* Stated problem:
Search the material for the string "present", then return every line where it is found.

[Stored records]
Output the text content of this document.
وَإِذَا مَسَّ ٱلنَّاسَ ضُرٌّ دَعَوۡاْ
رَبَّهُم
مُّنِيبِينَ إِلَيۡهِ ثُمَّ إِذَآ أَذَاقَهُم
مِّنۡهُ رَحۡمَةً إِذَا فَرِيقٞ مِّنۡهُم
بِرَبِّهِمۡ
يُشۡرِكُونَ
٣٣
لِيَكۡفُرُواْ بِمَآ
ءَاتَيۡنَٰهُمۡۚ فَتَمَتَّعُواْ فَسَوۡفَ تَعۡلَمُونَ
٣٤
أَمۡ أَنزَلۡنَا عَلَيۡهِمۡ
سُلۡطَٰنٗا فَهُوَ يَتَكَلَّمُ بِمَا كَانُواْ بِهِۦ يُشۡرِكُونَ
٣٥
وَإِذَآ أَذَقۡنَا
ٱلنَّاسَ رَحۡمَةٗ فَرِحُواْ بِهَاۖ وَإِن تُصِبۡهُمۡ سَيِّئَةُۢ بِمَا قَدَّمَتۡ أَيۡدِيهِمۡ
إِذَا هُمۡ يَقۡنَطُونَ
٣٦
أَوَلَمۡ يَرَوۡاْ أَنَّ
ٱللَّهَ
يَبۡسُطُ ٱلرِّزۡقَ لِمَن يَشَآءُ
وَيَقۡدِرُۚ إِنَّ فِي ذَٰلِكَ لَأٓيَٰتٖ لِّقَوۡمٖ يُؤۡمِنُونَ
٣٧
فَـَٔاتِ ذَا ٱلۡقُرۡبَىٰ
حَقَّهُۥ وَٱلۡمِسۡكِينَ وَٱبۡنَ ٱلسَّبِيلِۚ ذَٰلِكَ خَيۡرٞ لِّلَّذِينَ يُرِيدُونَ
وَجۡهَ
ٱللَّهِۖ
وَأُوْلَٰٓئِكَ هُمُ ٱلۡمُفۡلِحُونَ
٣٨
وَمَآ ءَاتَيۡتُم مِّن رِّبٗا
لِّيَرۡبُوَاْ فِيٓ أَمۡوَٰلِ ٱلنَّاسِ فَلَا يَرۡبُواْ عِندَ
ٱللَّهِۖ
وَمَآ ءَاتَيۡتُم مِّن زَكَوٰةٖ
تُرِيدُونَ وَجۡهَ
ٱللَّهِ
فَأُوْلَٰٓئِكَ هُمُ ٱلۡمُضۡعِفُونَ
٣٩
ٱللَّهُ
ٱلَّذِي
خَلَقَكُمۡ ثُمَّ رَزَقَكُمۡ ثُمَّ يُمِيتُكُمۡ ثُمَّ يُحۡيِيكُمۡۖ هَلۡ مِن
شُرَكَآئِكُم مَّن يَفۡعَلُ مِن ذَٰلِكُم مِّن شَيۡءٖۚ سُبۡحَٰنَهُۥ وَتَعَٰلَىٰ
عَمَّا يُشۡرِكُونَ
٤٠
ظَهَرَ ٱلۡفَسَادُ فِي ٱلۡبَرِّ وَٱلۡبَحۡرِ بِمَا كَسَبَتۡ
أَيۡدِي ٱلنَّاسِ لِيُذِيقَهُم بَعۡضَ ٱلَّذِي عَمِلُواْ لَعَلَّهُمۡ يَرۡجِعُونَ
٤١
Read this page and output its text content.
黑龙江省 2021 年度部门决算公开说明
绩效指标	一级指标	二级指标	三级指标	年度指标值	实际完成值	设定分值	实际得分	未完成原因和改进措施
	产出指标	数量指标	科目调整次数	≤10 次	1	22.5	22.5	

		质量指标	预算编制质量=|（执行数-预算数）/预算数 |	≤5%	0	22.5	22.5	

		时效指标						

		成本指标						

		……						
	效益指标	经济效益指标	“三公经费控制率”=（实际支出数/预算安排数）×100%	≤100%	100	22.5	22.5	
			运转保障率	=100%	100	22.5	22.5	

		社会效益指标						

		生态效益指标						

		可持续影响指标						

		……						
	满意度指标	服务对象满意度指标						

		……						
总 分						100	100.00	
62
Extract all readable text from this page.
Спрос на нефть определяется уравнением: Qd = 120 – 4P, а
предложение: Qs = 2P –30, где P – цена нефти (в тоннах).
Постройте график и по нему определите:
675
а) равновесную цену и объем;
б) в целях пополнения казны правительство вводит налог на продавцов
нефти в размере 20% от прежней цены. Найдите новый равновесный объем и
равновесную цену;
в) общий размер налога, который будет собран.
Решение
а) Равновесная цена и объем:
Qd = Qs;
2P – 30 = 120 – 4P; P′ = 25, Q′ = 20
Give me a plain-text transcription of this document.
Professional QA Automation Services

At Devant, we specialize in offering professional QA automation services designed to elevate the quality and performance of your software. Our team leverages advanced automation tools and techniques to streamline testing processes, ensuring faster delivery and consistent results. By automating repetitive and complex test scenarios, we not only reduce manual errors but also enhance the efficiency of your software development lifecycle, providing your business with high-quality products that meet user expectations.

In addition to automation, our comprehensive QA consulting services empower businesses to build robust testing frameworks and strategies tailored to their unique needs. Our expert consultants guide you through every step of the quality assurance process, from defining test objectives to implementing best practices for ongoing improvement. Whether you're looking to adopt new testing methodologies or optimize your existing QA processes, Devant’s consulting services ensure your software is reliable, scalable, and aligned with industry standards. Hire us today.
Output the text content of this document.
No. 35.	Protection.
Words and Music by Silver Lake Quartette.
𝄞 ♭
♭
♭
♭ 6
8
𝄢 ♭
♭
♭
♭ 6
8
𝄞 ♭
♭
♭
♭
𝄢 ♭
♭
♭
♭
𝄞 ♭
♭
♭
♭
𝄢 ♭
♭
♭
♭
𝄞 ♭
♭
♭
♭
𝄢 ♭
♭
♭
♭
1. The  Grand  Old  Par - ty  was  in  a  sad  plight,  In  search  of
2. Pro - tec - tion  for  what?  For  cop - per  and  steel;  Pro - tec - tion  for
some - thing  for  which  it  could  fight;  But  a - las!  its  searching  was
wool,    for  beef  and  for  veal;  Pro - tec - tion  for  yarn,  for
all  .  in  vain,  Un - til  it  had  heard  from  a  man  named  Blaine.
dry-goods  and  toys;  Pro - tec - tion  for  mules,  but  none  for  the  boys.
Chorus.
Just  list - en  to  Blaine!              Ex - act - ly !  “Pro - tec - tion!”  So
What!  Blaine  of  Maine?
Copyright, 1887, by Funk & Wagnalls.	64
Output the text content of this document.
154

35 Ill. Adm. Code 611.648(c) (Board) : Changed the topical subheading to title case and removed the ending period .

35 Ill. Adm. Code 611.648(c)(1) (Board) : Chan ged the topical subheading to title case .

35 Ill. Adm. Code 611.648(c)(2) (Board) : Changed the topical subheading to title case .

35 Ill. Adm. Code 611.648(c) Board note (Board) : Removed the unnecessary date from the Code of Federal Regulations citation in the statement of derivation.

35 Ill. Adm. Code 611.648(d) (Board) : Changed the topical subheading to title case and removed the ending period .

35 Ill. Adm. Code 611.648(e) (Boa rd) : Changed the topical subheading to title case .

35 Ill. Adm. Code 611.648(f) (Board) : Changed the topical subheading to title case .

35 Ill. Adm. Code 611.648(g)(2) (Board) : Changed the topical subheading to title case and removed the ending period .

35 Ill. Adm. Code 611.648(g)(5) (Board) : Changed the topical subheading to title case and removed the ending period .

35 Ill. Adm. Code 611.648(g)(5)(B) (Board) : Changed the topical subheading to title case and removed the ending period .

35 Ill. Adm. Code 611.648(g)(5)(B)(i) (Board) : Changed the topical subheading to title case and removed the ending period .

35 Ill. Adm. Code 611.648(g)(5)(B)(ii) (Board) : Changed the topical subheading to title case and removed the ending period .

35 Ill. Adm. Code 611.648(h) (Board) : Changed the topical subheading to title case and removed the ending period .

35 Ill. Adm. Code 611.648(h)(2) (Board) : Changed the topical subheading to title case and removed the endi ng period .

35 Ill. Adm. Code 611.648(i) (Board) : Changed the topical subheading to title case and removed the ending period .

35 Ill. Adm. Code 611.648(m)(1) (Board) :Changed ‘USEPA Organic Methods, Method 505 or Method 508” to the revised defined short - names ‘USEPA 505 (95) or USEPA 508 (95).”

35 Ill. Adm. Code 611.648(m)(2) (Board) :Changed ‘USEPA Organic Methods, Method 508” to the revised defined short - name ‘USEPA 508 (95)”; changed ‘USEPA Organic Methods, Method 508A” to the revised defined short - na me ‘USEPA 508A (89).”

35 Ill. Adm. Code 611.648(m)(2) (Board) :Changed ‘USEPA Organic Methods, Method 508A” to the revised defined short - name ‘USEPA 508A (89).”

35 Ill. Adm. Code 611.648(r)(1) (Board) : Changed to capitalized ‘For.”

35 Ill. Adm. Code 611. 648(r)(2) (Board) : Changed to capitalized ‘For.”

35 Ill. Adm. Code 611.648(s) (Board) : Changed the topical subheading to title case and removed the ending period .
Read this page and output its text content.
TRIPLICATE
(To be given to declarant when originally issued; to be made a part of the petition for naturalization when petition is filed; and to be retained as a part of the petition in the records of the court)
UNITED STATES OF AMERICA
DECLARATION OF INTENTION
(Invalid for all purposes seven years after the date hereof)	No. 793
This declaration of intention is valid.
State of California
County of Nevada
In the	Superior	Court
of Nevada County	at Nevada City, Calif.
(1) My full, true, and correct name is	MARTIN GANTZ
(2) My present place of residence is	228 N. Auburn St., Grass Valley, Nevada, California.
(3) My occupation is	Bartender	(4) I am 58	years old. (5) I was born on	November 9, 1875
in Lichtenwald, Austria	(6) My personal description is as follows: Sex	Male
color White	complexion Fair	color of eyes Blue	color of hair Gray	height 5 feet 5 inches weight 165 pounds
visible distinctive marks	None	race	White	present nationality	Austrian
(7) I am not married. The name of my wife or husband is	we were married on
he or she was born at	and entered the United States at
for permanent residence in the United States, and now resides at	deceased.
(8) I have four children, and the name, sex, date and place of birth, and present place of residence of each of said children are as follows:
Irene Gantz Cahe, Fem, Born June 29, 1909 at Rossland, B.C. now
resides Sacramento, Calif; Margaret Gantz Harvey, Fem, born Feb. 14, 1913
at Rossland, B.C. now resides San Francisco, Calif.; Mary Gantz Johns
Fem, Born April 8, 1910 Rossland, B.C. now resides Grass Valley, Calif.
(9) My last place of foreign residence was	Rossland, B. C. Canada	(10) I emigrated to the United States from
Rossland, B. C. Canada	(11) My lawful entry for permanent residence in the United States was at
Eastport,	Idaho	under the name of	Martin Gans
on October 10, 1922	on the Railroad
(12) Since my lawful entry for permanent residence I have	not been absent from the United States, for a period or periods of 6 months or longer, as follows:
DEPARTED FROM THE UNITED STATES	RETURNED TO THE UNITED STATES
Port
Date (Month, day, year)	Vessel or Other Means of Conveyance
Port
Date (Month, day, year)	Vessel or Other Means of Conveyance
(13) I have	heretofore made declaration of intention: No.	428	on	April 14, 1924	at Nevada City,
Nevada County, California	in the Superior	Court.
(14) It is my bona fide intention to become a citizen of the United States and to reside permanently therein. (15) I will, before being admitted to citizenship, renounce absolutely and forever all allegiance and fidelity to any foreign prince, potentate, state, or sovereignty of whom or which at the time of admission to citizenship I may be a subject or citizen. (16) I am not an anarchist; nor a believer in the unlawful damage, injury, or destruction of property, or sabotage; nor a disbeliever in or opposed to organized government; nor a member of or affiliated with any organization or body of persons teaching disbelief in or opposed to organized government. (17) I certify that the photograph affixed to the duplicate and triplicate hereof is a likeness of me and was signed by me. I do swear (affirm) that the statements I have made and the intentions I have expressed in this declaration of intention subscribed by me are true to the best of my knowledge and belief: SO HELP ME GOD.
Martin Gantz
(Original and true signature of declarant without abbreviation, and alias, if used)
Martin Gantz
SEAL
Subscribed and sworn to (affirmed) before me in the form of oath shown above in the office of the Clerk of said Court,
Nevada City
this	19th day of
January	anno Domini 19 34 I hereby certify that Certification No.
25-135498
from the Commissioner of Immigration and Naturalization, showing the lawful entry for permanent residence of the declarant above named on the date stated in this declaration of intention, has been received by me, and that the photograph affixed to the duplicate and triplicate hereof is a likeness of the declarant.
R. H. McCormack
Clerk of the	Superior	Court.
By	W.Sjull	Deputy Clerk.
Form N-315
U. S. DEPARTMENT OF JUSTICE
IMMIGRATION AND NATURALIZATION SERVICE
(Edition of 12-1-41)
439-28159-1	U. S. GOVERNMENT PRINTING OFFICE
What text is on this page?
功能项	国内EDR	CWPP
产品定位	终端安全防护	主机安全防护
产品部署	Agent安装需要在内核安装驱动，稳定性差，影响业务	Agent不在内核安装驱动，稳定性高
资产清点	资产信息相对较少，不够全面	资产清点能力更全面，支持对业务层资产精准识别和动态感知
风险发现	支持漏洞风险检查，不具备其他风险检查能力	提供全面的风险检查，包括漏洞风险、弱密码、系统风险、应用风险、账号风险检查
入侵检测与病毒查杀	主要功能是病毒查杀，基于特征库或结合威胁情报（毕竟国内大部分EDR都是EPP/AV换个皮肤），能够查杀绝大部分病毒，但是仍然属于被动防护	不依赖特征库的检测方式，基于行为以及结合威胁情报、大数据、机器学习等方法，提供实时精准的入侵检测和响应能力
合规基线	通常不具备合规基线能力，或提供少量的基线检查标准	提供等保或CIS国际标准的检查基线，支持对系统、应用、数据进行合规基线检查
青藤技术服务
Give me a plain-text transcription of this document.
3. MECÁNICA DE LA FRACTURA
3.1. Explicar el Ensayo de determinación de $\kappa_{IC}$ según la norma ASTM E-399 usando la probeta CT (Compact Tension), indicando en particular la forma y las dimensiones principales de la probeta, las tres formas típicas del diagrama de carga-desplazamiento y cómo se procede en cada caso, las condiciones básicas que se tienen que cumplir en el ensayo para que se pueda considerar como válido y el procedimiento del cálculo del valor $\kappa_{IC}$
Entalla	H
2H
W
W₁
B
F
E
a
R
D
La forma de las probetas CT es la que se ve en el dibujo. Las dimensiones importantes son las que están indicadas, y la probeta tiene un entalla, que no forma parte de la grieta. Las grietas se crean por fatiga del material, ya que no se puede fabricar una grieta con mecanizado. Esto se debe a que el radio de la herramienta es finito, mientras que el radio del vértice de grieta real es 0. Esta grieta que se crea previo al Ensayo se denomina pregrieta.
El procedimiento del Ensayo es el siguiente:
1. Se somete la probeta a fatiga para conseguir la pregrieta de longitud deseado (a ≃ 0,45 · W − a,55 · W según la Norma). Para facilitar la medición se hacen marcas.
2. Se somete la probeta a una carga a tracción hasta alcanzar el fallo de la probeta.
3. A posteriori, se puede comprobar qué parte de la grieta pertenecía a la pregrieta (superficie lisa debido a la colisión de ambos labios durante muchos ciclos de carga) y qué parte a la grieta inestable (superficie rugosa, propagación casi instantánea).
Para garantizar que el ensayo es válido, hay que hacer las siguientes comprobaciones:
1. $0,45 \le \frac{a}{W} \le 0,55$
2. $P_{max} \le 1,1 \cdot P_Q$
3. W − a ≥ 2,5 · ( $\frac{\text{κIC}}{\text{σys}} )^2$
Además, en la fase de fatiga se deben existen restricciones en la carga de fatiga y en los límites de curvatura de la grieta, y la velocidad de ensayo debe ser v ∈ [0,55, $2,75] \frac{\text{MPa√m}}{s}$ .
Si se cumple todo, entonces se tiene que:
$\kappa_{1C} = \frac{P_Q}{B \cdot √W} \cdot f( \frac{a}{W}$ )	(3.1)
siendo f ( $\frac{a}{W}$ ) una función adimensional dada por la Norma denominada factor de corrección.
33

* The answer:
(2) My present place of residence is	228 N. Auburn St., Grass Valley, Nevada, California.
visible distinctive marks	None	race	White	present nationality	Austrian
(8) I have four children, and the name, sex, date and place of birth, and present place of residence of each of said children are as follows:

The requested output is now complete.